Work through the data line by line, gathering every line that has the word "Clínica".

(Records from a data collection)
──────────────────────────────
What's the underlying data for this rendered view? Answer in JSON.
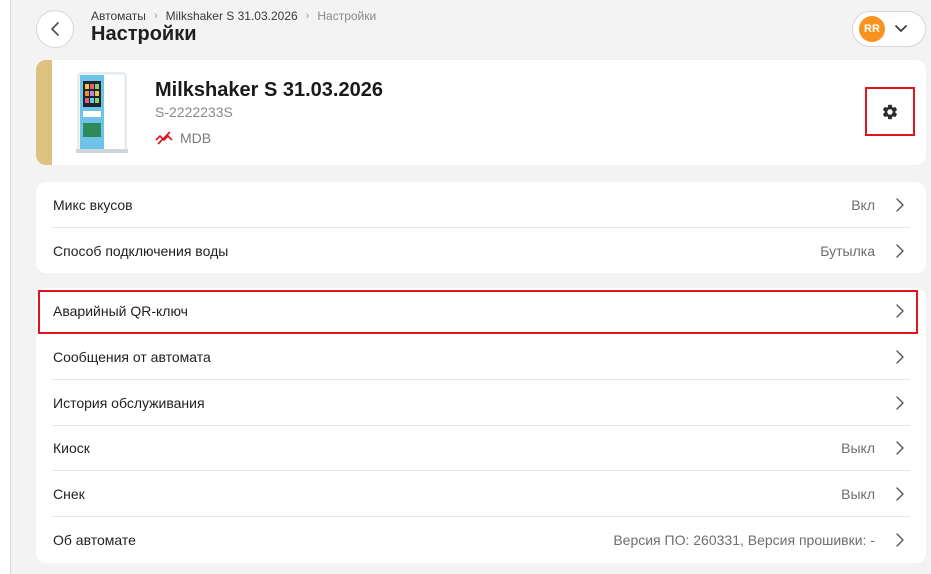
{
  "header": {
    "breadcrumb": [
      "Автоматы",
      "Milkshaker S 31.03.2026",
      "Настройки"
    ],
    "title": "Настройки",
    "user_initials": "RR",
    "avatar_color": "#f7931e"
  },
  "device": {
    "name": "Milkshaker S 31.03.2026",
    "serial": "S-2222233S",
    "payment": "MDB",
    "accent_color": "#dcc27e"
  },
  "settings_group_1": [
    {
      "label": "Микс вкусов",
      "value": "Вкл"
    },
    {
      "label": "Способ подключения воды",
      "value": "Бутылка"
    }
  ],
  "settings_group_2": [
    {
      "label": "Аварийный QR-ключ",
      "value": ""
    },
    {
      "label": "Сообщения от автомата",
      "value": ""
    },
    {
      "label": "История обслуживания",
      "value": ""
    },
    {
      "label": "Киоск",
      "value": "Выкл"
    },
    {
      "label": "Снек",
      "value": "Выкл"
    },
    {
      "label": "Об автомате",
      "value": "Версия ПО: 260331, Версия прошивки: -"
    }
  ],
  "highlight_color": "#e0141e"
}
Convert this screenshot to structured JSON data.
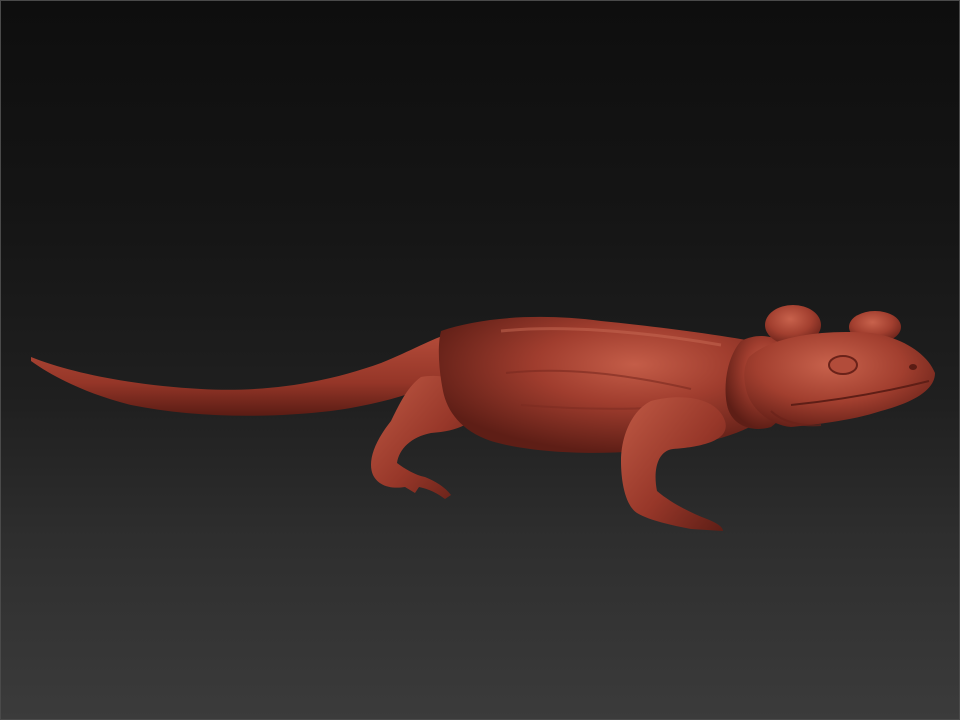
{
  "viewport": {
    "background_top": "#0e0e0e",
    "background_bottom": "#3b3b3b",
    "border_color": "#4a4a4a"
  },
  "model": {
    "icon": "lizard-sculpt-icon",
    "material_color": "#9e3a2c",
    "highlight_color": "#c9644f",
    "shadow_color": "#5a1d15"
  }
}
──────────────────────────────
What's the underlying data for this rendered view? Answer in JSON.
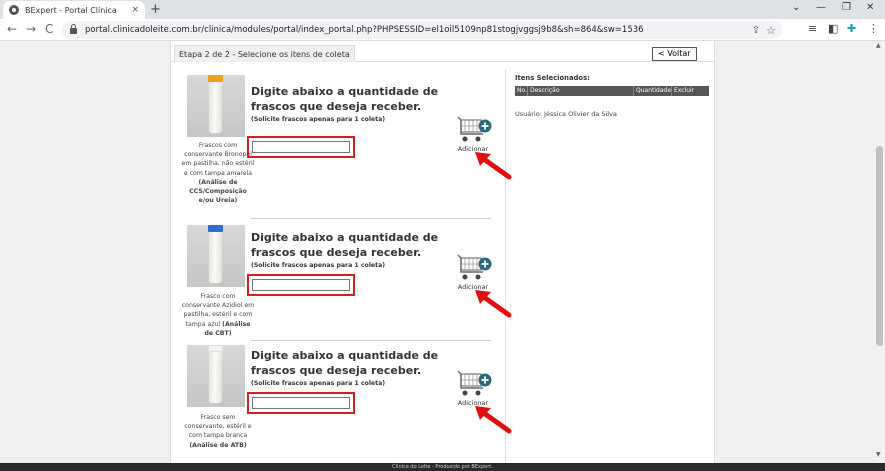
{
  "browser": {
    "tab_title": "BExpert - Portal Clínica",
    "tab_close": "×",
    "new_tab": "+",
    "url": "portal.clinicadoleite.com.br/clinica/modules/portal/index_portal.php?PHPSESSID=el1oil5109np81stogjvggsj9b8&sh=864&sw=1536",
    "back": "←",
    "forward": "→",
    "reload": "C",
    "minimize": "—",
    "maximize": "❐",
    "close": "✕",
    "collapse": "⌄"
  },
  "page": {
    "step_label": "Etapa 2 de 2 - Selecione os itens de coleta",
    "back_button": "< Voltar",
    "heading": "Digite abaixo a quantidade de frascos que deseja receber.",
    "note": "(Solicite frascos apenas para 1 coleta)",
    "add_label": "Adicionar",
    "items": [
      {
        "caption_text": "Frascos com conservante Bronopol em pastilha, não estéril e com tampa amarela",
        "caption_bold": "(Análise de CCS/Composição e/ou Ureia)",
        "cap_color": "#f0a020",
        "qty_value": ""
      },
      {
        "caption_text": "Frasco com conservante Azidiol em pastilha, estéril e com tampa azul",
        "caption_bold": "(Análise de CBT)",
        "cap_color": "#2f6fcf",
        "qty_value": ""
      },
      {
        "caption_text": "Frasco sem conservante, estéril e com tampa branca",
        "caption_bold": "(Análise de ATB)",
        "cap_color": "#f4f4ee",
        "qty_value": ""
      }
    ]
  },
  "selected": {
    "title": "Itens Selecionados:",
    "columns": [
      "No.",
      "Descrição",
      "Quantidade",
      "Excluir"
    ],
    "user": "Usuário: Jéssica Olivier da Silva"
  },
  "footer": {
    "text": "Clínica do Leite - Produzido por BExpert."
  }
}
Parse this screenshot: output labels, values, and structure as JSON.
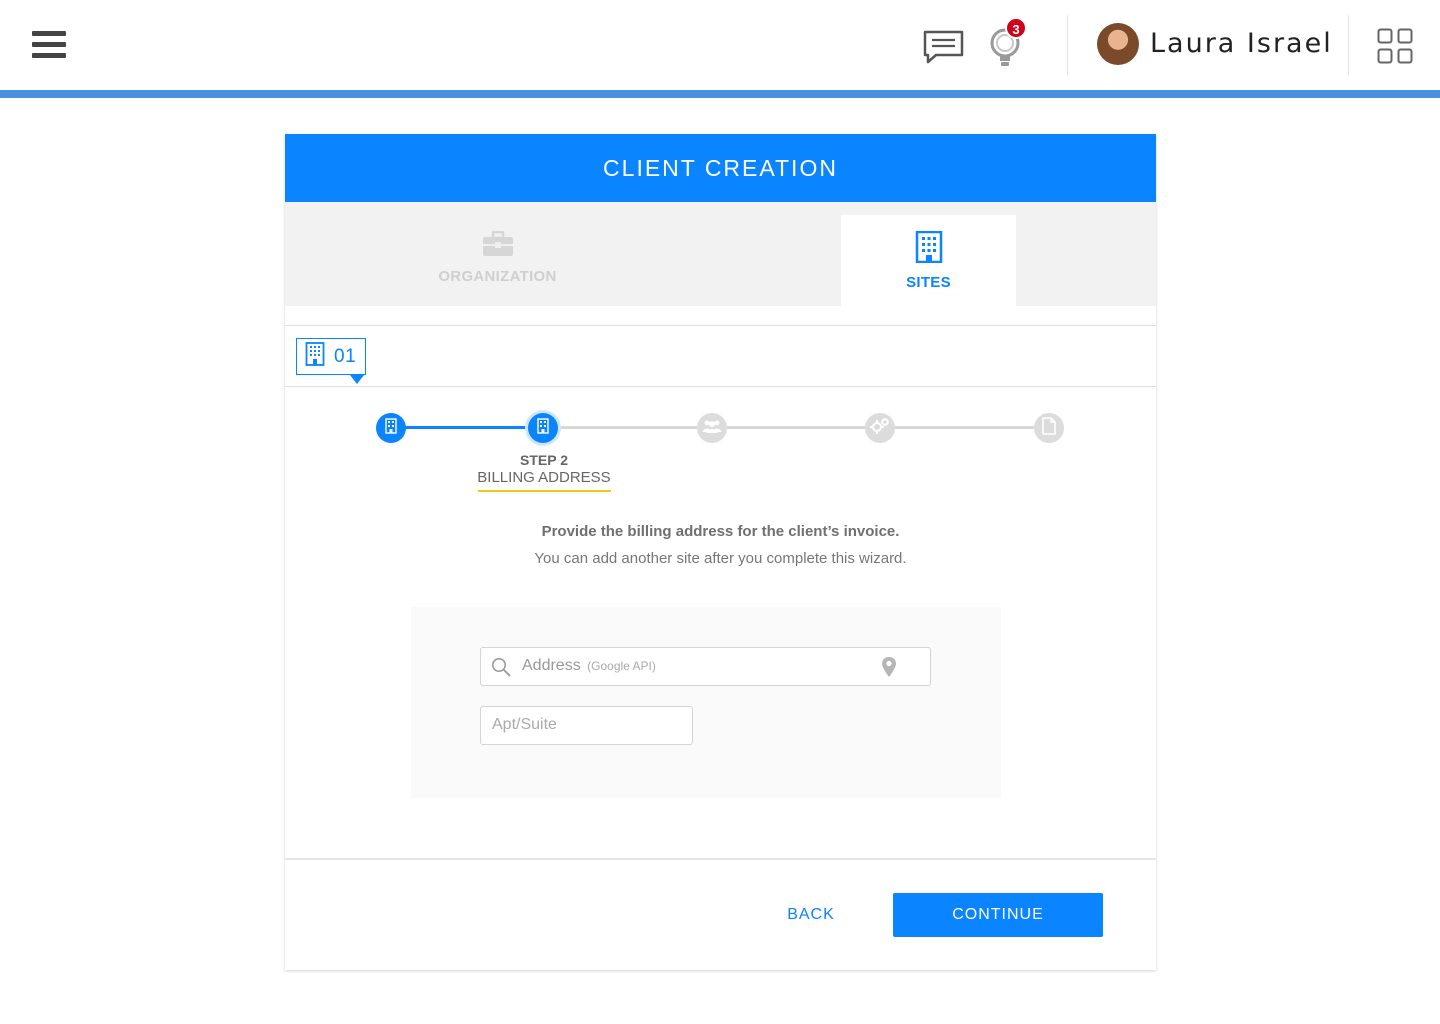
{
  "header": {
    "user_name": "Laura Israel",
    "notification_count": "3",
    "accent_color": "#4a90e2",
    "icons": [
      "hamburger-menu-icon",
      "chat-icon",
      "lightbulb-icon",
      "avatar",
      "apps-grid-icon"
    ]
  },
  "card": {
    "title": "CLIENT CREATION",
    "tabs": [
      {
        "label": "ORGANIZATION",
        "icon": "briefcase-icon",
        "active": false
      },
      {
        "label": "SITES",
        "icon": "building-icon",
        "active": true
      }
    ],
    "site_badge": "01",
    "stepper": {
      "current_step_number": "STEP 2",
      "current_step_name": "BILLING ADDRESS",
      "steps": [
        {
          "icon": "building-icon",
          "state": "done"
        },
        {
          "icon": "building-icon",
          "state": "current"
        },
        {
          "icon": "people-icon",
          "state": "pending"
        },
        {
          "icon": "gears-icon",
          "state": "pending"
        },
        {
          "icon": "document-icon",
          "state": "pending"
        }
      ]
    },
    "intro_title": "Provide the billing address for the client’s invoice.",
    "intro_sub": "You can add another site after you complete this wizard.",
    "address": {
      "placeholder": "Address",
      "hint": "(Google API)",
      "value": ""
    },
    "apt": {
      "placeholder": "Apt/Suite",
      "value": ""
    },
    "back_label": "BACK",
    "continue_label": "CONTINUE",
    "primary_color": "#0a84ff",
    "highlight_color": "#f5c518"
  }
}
──────────────────────────────
### WORKED SOLUTION
    "tab_title": "BExpert - Portal Clínica",
    "text": "Clínica do Leite - Produzido por BExpert."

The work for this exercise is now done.